= What needs to be done =
Omit all images, then return the remaining material exactly as it stands.

= Exercise materials =
*-*-*
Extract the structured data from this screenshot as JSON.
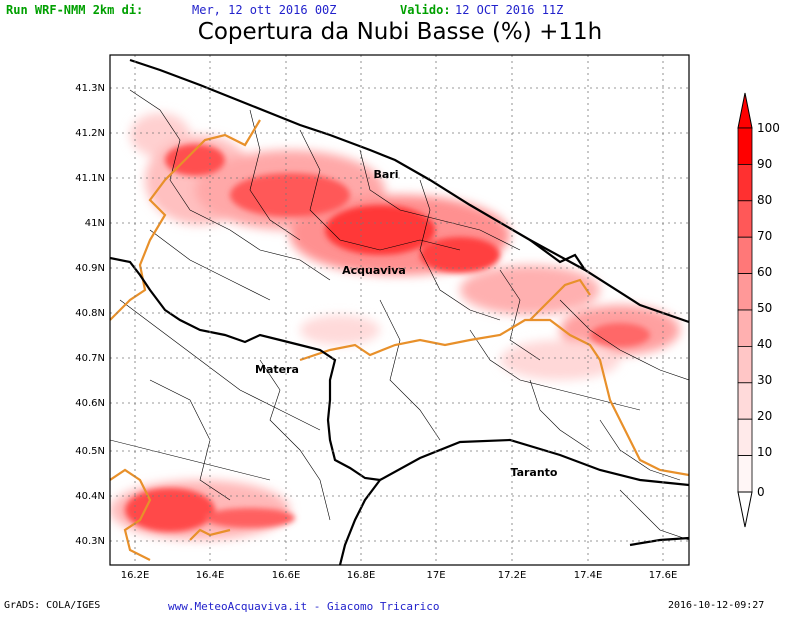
{
  "header": {
    "run_label": "Run WRF-NMM 2km di:",
    "run_value": "Mer, 12 ott 2016 00Z",
    "valid_label": "Valido:",
    "valid_value": "12 OCT 2016 11Z"
  },
  "title": "Copertura da Nubi Basse (%) +11h",
  "colors": {
    "green": "#00a000",
    "blue": "#2222cc",
    "ocean": "#ffffff",
    "border": "#e8902a"
  },
  "map": {
    "lat_labels": [
      "41.3N",
      "41.2N",
      "41.1N",
      "41N",
      "40.9N",
      "40.8N",
      "40.7N",
      "40.6N",
      "40.5N",
      "40.4N",
      "40.3N"
    ],
    "lon_labels": [
      "16.2E",
      "16.4E",
      "16.6E",
      "16.8E",
      "17E",
      "17.2E",
      "17.4E",
      "17.6E"
    ],
    "cities": [
      "Bari",
      "Acquaviva",
      "Matera",
      "Taranto"
    ]
  },
  "colorbar": {
    "levels": [
      "100",
      "90",
      "80",
      "70",
      "60",
      "50",
      "40",
      "30",
      "20",
      "10",
      "0"
    ],
    "fills": [
      "#ff0000",
      "#ff3030",
      "#ff5858",
      "#ff7878",
      "#ff9898",
      "#ffb0b0",
      "#ffc6c6",
      "#ffdada",
      "#ffeaea",
      "#fff6f6"
    ]
  },
  "footer": {
    "grads": "GrADS: COLA/IGES",
    "site": "www.MeteoAcquaviva.it  -  Giacomo Tricarico",
    "timestamp": "2016-10-12-09:27"
  }
}
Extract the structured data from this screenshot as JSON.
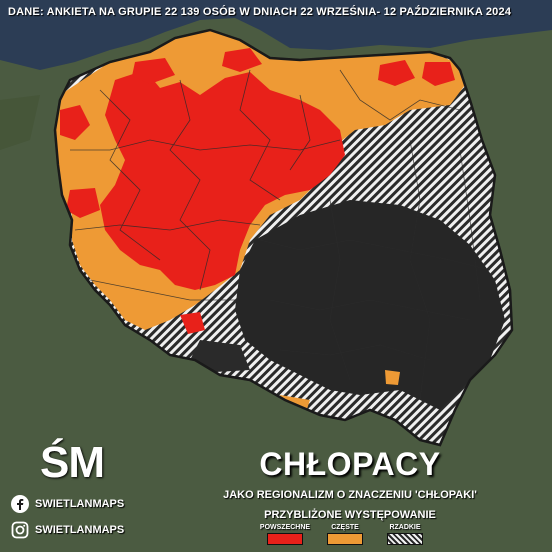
{
  "source_note": "DANE: ANKIETA NA GRUPIE 22 139 OSÓB W DNIACH 22 WRZEŚNIA- 12 PAŹDZIERNIKA 2024",
  "title": "CHŁOPACY",
  "subtitle": "JAKO REGIONALIZM O ZNACZENIU 'CHŁOPAKI'",
  "logo": "ŚM",
  "social": {
    "facebook": "SWIETLANMAPS",
    "instagram": "SWIETLANMAPS"
  },
  "legend": {
    "title": "PRZYBLIŻONE WYSTĘPOWANIE",
    "items": [
      {
        "label": "POWSZECHNE",
        "color": "#e8211a"
      },
      {
        "label": "CZĘSTE",
        "color": "#ee9a35"
      },
      {
        "label": "RZADKIE",
        "color": "hatched"
      }
    ]
  },
  "colors": {
    "background": "#4b5b41",
    "sea": "#2c3d55",
    "common": "#e8211a",
    "frequent": "#ee9a35",
    "none": "#1e1e1e"
  },
  "icons": [
    "facebook-icon",
    "instagram-icon"
  ]
}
*-*-*
= The answer =
Extract the structured data from this screenshot as JSON.
{
  "header": {
    "run_label": "Run WRF-NMM 2km di:",
    "run_value": "Mer, 12 ott 2016 00Z",
    "valid_label": "Valido:",
    "valid_value": "12 OCT 2016 11Z"
  },
  "title": "Copertura da Nubi Basse (%) +11h",
  "colors": {
    "green": "#00a000",
    "blue": "#2222cc",
    "ocean": "#ffffff",
    "border": "#e8902a"
  },
  "map": {
    "lat_labels": [
      "41.3N",
      "41.2N",
      "41.1N",
      "41N",
      "40.9N",
      "40.8N",
      "40.7N",
      "40.6N",
      "40.5N",
      "40.4N",
      "40.3N"
    ],
    "lon_labels": [
      "16.2E",
      "16.4E",
      "16.6E",
      "16.8E",
      "17E",
      "17.2E",
      "17.4E",
      "17.6E"
    ],
    "cities": [
      "Bari",
      "Acquaviva",
      "Matera",
      "Taranto"
    ]
  },
  "colorbar": {
    "levels": [
      "100",
      "90",
      "80",
      "70",
      "60",
      "50",
      "40",
      "30",
      "20",
      "10",
      "0"
    ],
    "fills": [
      "#ff0000",
      "#ff3030",
      "#ff5858",
      "#ff7878",
      "#ff9898",
      "#ffb0b0",
      "#ffc6c6",
      "#ffdada",
      "#ffeaea",
      "#fff6f6"
    ]
  },
  "footer": {
    "grads": "GrADS: COLA/IGES",
    "site": "www.MeteoAcquaviva.it  -  Giacomo Tricarico",
    "timestamp": "2016-10-12-09:27"
  }
}
Extract the structured data from this screenshot as JSON.
{
  "source_note": "DANE: ANKIETA NA GRUPIE 22 139 OSÓB W DNIACH 22 WRZEŚNIA- 12 PAŹDZIERNIKA 2024",
  "title": "CHŁOPACY",
  "subtitle": "JAKO REGIONALIZM O ZNACZENIU 'CHŁOPAKI'",
  "logo": "ŚM",
  "social": {
    "facebook": "SWIETLANMAPS",
    "instagram": "SWIETLANMAPS"
  },
  "legend": {
    "title": "PRZYBLIŻONE WYSTĘPOWANIE",
    "items": [
      {
        "label": "POWSZECHNE",
        "color": "#e8211a"
      },
      {
        "label": "CZĘSTE",
        "color": "#ee9a35"
      },
      {
        "label": "RZADKIE",
        "color": "hatched"
      }
    ]
  },
  "colors": {
    "background": "#4b5b41",
    "sea": "#2c3d55",
    "common": "#e8211a",
    "frequent": "#ee9a35",
    "none": "#1e1e1e"
  },
  "icons": [
    "facebook-icon",
    "instagram-icon"
  ]
}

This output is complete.